_Prompt_
Quote the listing lines beginning with the line that contains "panel-label: Panel bbox=[788, 128, 848, 153]" and continuing through the line that contains "panel-info-table: Scene 46", both included.

-- BEGIN --

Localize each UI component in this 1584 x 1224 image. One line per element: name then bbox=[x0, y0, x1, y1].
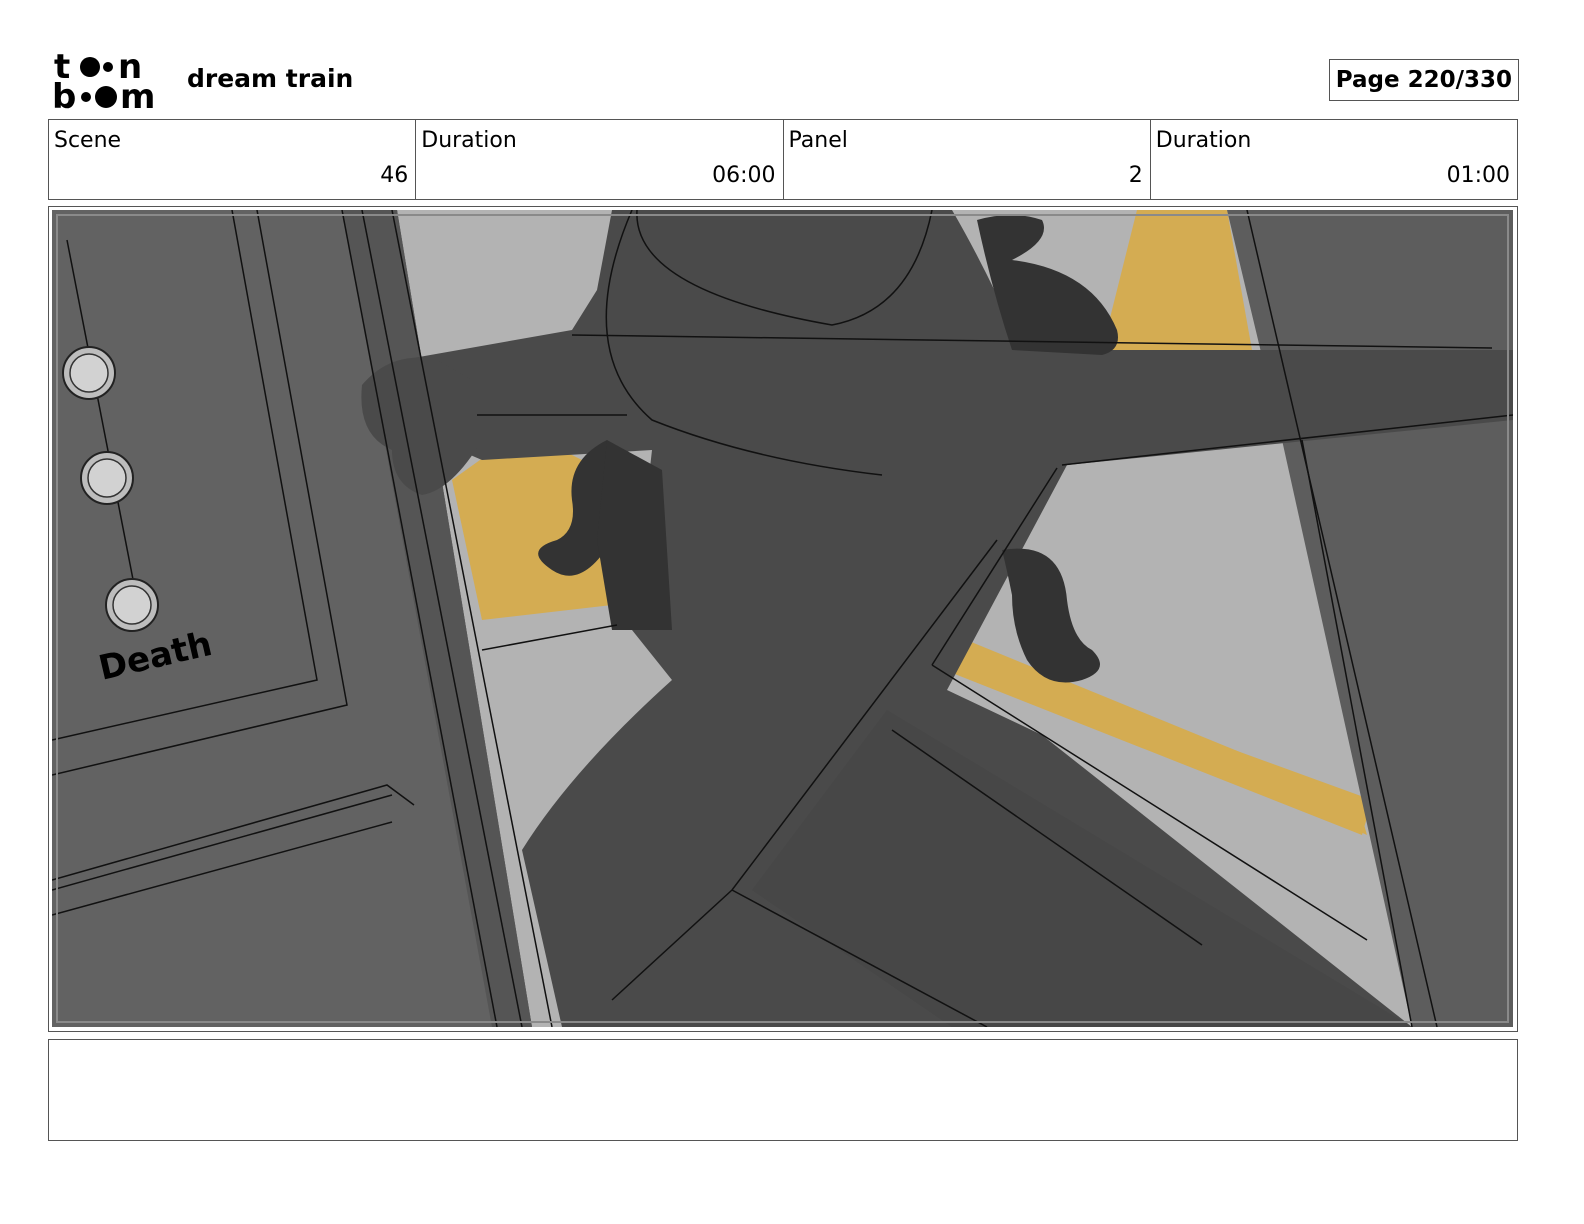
panel-label: Panel bbox=[788, 128, 848, 153]
scene-duration-cell: Duration 06:00 bbox=[416, 120, 784, 199]
scene-cell: Scene 46 bbox=[49, 120, 417, 199]
scene-label: Scene bbox=[54, 128, 122, 153]
panel-duration-value: 01:00 bbox=[1446, 163, 1510, 188]
storyboard-panel-drawing: Death bbox=[52, 210, 1513, 1027]
panel-value: 2 bbox=[1128, 163, 1143, 188]
panel-notes-box bbox=[48, 1039, 1518, 1141]
toon-boom-logo: t n b m bbox=[52, 50, 155, 112]
page-indicator: Page 220/330 bbox=[1328, 59, 1519, 101]
scene-duration-label: Duration bbox=[421, 128, 517, 153]
panel-duration-label: Duration bbox=[1155, 128, 1252, 153]
svg-text:m: m bbox=[120, 77, 155, 112]
panel-info-table: Scene 46 Duration 06:00 Panel 2 Duration… bbox=[48, 119, 1518, 200]
panel-duration-cell: Duration 01:00 bbox=[1151, 120, 1517, 199]
scene-value: 46 bbox=[380, 163, 409, 188]
project-title: dream train bbox=[187, 64, 354, 93]
scene-duration-value: 06:00 bbox=[712, 163, 776, 188]
storyboard-panel-frame: Death bbox=[48, 206, 1518, 1032]
svg-text:b: b bbox=[52, 77, 76, 112]
panel-cell: Panel 2 bbox=[784, 120, 1151, 199]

-- END --

_Written solution_
panel-label: Panel bbox=[788, 128, 848, 153]
scene-duration-cell: Duration 06:00 bbox=[416, 120, 784, 199]
scene-cell: Scene 46 bbox=[49, 120, 417, 199]
scene-label: Scene bbox=[54, 128, 122, 153]
panel-duration-value: 01:00 bbox=[1446, 163, 1510, 188]
storyboard-panel-drawing: Death bbox=[52, 210, 1513, 1027]
panel-value: 2 bbox=[1128, 163, 1143, 188]
panel-notes-box bbox=[48, 1039, 1518, 1141]
toon-boom-logo: t n b m bbox=[52, 50, 155, 112]
page-indicator: Page 220/330 bbox=[1328, 59, 1519, 101]
scene-duration-label: Duration bbox=[421, 128, 517, 153]
panel-duration-label: Duration bbox=[1155, 128, 1252, 153]
svg-text:m: m bbox=[120, 77, 155, 112]
panel-info-table: Scene 46 Duration 06:00 Panel 2 Duration… bbox=[48, 119, 1518, 200]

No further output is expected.